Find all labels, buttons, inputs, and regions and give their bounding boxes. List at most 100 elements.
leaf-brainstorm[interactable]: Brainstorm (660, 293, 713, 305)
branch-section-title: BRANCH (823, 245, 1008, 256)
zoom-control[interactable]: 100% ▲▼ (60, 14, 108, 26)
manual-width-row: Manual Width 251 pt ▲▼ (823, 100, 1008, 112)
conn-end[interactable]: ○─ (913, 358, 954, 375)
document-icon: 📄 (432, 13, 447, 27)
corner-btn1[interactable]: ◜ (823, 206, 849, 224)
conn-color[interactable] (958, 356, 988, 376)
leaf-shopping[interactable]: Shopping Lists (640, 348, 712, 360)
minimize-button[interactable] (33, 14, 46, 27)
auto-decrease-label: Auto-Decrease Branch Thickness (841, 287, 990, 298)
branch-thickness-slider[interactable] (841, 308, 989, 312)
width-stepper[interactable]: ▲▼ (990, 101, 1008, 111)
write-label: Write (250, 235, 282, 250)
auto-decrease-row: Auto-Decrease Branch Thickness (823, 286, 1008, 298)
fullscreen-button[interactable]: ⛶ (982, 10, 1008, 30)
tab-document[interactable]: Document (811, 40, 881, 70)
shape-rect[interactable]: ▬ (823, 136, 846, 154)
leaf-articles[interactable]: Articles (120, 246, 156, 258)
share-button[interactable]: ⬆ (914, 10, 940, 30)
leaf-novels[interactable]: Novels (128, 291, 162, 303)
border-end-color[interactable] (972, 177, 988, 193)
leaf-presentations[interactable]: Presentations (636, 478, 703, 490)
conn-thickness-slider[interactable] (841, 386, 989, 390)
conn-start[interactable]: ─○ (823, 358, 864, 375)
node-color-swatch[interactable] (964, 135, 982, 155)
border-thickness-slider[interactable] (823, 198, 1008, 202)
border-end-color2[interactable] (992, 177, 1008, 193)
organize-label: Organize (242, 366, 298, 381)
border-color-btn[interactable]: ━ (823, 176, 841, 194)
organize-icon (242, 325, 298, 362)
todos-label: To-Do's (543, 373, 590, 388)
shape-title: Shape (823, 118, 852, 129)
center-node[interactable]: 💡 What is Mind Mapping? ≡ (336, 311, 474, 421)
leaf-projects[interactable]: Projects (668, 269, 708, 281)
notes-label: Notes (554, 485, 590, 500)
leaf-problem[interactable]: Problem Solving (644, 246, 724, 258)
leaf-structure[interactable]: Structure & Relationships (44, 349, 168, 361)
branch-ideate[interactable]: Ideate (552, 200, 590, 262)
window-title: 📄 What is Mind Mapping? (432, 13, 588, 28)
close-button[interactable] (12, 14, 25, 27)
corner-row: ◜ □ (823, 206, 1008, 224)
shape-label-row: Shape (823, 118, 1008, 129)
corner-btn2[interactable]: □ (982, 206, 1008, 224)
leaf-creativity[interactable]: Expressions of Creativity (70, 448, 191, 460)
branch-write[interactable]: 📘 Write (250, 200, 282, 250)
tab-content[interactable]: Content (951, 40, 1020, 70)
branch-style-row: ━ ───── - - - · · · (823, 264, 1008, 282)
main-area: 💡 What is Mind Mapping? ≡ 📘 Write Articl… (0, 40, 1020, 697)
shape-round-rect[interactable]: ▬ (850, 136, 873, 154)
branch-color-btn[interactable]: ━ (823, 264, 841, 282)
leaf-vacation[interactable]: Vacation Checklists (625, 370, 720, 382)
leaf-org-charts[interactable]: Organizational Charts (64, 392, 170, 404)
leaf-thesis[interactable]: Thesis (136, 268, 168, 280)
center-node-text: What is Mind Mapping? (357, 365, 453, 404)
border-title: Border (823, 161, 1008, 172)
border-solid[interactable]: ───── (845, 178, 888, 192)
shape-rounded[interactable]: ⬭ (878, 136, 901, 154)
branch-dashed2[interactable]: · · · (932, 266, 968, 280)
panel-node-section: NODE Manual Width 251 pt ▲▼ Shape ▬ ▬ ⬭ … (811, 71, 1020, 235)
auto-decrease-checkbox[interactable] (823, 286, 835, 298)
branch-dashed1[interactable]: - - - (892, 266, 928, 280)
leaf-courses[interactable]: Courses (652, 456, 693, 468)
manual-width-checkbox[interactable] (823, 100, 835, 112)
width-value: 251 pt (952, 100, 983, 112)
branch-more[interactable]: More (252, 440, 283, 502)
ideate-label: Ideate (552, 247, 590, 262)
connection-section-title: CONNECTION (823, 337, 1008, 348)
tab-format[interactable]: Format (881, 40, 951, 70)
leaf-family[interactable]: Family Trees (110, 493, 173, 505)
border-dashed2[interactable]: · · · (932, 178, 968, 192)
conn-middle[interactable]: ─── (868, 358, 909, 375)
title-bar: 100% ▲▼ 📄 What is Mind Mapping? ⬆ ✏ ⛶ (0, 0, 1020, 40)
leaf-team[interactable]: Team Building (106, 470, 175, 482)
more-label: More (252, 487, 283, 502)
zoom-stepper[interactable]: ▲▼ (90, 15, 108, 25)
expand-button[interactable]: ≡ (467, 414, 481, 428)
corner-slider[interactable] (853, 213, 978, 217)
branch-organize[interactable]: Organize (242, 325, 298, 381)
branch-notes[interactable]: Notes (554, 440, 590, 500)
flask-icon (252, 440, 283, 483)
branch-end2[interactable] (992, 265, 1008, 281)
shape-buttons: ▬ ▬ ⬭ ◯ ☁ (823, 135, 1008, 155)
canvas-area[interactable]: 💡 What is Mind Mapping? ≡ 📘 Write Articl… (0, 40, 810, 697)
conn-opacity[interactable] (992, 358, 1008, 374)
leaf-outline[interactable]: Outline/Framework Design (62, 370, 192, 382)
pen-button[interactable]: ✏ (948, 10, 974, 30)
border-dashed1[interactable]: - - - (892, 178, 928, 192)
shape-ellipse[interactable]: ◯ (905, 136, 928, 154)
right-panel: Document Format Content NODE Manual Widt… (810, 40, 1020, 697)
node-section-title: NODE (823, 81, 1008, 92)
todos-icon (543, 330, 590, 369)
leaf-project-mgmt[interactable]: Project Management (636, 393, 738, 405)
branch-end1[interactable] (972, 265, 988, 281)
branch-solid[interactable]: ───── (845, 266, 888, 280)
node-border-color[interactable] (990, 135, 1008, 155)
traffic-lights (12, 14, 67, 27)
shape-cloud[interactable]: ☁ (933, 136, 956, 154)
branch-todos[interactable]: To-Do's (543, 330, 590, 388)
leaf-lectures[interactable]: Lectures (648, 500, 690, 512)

INSTRUCTION:
Copy out every line above word for word, without changing anything.

RESULT FOR THIS TASK:
Find all labels, buttons, inputs, and regions and give their bounding boxes. List at most 100 elements.
leaf-brainstorm[interactable]: Brainstorm (660, 293, 713, 305)
branch-section-title: BRANCH (823, 245, 1008, 256)
zoom-control[interactable]: 100% ▲▼ (60, 14, 108, 26)
manual-width-row: Manual Width 251 pt ▲▼ (823, 100, 1008, 112)
conn-end[interactable]: ○─ (913, 358, 954, 375)
document-icon: 📄 (432, 13, 447, 27)
corner-btn1[interactable]: ◜ (823, 206, 849, 224)
conn-color[interactable] (958, 356, 988, 376)
leaf-shopping[interactable]: Shopping Lists (640, 348, 712, 360)
minimize-button[interactable] (33, 14, 46, 27)
auto-decrease-label: Auto-Decrease Branch Thickness (841, 287, 990, 298)
branch-thickness-slider[interactable] (841, 308, 989, 312)
width-stepper[interactable]: ▲▼ (990, 101, 1008, 111)
write-label: Write (250, 235, 282, 250)
auto-decrease-row: Auto-Decrease Branch Thickness (823, 286, 1008, 298)
fullscreen-button[interactable]: ⛶ (982, 10, 1008, 30)
tab-document[interactable]: Document (811, 40, 881, 70)
shape-rect[interactable]: ▬ (823, 136, 846, 154)
leaf-articles[interactable]: Articles (120, 246, 156, 258)
share-button[interactable]: ⬆ (914, 10, 940, 30)
leaf-novels[interactable]: Novels (128, 291, 162, 303)
border-end-color[interactable] (972, 177, 988, 193)
leaf-presentations[interactable]: Presentations (636, 478, 703, 490)
conn-thickness-slider[interactable] (841, 386, 989, 390)
conn-start[interactable]: ─○ (823, 358, 864, 375)
node-color-swatch[interactable] (964, 135, 982, 155)
border-thickness-slider[interactable] (823, 198, 1008, 202)
border-end-color2[interactable] (992, 177, 1008, 193)
organize-label: Organize (242, 366, 298, 381)
border-color-btn[interactable]: ━ (823, 176, 841, 194)
organize-icon (242, 325, 298, 362)
todos-label: To-Do's (543, 373, 590, 388)
shape-title: Shape (823, 118, 852, 129)
center-node[interactable]: 💡 What is Mind Mapping? ≡ (336, 311, 474, 421)
leaf-projects[interactable]: Projects (668, 269, 708, 281)
notes-label: Notes (554, 485, 590, 500)
leaf-problem[interactable]: Problem Solving (644, 246, 724, 258)
leaf-structure[interactable]: Structure & Relationships (44, 349, 168, 361)
branch-ideate[interactable]: Ideate (552, 200, 590, 262)
window-title: 📄 What is Mind Mapping? (432, 13, 588, 28)
close-button[interactable] (12, 14, 25, 27)
corner-row: ◜ □ (823, 206, 1008, 224)
shape-label-row: Shape (823, 118, 1008, 129)
corner-btn2[interactable]: □ (982, 206, 1008, 224)
leaf-creativity[interactable]: Expressions of Creativity (70, 448, 191, 460)
branch-write[interactable]: 📘 Write (250, 200, 282, 250)
tab-content[interactable]: Content (951, 40, 1020, 70)
branch-style-row: ━ ───── - - - · · · (823, 264, 1008, 282)
main-area: 💡 What is Mind Mapping? ≡ 📘 Write Articl… (0, 40, 1020, 697)
shape-round-rect[interactable]: ▬ (850, 136, 873, 154)
branch-color-btn[interactable]: ━ (823, 264, 841, 282)
leaf-vacation[interactable]: Vacation Checklists (625, 370, 720, 382)
leaf-org-charts[interactable]: Organizational Charts (64, 392, 170, 404)
leaf-thesis[interactable]: Thesis (136, 268, 168, 280)
center-node-text: What is Mind Mapping? (357, 365, 453, 404)
border-title: Border (823, 161, 1008, 172)
border-solid[interactable]: ───── (845, 178, 888, 192)
shape-rounded[interactable]: ⬭ (878, 136, 901, 154)
branch-dashed2[interactable]: · · · (932, 266, 968, 280)
panel-node-section: NODE Manual Width 251 pt ▲▼ Shape ▬ ▬ ⬭ … (811, 71, 1020, 235)
auto-decrease-checkbox[interactable] (823, 286, 835, 298)
branch-dashed1[interactable]: - - - (892, 266, 928, 280)
leaf-courses[interactable]: Courses (652, 456, 693, 468)
manual-width-checkbox[interactable] (823, 100, 835, 112)
width-value: 251 pt (952, 100, 983, 112)
branch-more[interactable]: More (252, 440, 283, 502)
ideate-label: Ideate (552, 247, 590, 262)
connection-section-title: CONNECTION (823, 337, 1008, 348)
tab-format[interactable]: Format (881, 40, 951, 70)
leaf-family[interactable]: Family Trees (110, 493, 173, 505)
border-dashed2[interactable]: · · · (932, 178, 968, 192)
conn-middle[interactable]: ─── (868, 358, 909, 375)
title-bar: 100% ▲▼ 📄 What is Mind Mapping? ⬆ ✏ ⛶ (0, 0, 1020, 40)
leaf-team[interactable]: Team Building (106, 470, 175, 482)
more-label: More (252, 487, 283, 502)
zoom-stepper[interactable]: ▲▼ (90, 15, 108, 25)
expand-button[interactable]: ≡ (467, 414, 481, 428)
corner-slider[interactable] (853, 213, 978, 217)
branch-organize[interactable]: Organize (242, 325, 298, 381)
branch-notes[interactable]: Notes (554, 440, 590, 500)
flask-icon (252, 440, 283, 483)
branch-end2[interactable] (992, 265, 1008, 281)
shape-buttons: ▬ ▬ ⬭ ◯ ☁ (823, 135, 1008, 155)
canvas-area[interactable]: 💡 What is Mind Mapping? ≡ 📘 Write Articl… (0, 40, 810, 697)
conn-opacity[interactable] (992, 358, 1008, 374)
leaf-outline[interactable]: Outline/Framework Design (62, 370, 192, 382)
pen-button[interactable]: ✏ (948, 10, 974, 30)
border-dashed1[interactable]: - - - (892, 178, 928, 192)
shape-ellipse[interactable]: ◯ (905, 136, 928, 154)
right-panel: Document Format Content NODE Manual Widt… (810, 40, 1020, 697)
node-section-title: NODE (823, 81, 1008, 92)
todos-icon (543, 330, 590, 369)
leaf-project-mgmt[interactable]: Project Management (636, 393, 738, 405)
branch-end1[interactable] (972, 265, 988, 281)
branch-solid[interactable]: ───── (845, 266, 888, 280)
node-border-color[interactable] (990, 135, 1008, 155)
traffic-lights (12, 14, 67, 27)
shape-cloud[interactable]: ☁ (933, 136, 956, 154)
branch-todos[interactable]: To-Do's (543, 330, 590, 388)
leaf-lectures[interactable]: Lectures (648, 500, 690, 512)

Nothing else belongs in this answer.